-- START SUPPLIED MATERIAL --

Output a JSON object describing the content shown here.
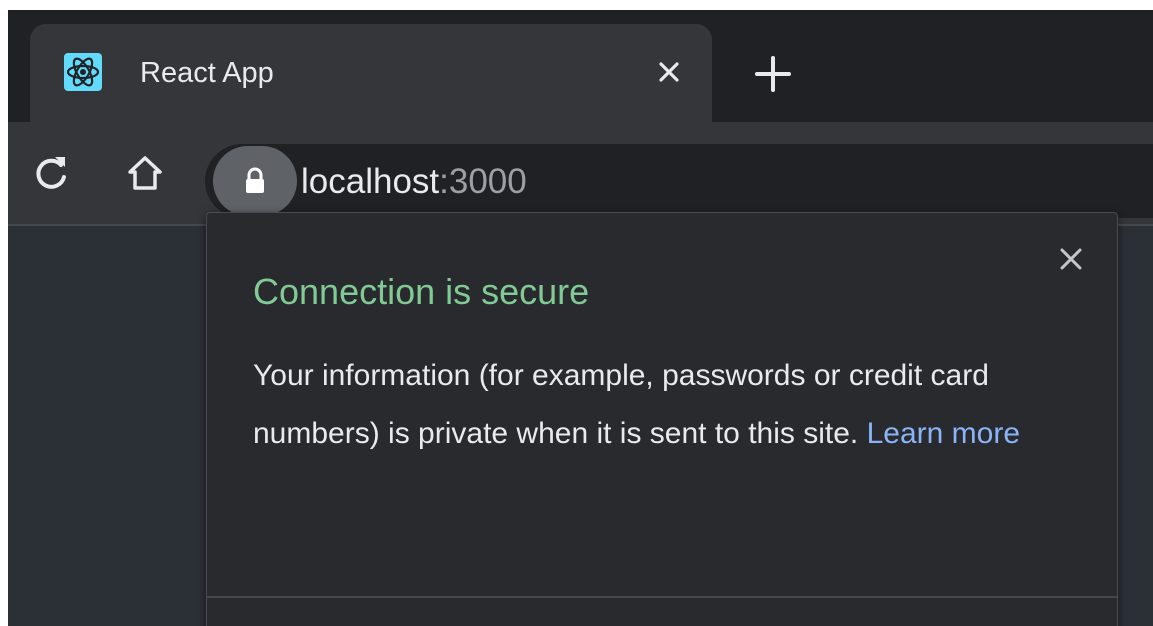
{
  "browser": {
    "tab": {
      "title": "React App",
      "favicon": "react-logo-icon",
      "close": "close-icon"
    },
    "new_tab": "plus-icon",
    "toolbar": {
      "reload": "reload-icon",
      "home": "home-icon"
    },
    "omnibox": {
      "lock": "lock-icon",
      "host": "localhost",
      "port": ":3000"
    }
  },
  "security_popup": {
    "heading": "Connection is secure",
    "body": "Your information (for example, passwords or credit card numbers) is private when it is sent to this site.",
    "link": "Learn more",
    "close": "close-icon"
  },
  "colors": {
    "secure_green": "#81c995",
    "link_blue": "#8ab4f8",
    "react_cyan": "#61dafb"
  }
}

-- END SUPPLIED MATERIAL --

- WHAT YOU ARE ASKED TO DO -
From the entries above, output every line exactly and omit any image.

- TASK ANSWER -
Output a JSON object describing the content shown here.
{
  "browser": {
    "tab": {
      "title": "React App",
      "favicon": "react-logo-icon",
      "close": "close-icon"
    },
    "new_tab": "plus-icon",
    "toolbar": {
      "reload": "reload-icon",
      "home": "home-icon"
    },
    "omnibox": {
      "lock": "lock-icon",
      "host": "localhost",
      "port": ":3000"
    }
  },
  "security_popup": {
    "heading": "Connection is secure",
    "body": "Your information (for example, passwords or credit card numbers) is private when it is sent to this site.",
    "link": "Learn more",
    "close": "close-icon"
  },
  "colors": {
    "secure_green": "#81c995",
    "link_blue": "#8ab4f8",
    "react_cyan": "#61dafb"
  }
}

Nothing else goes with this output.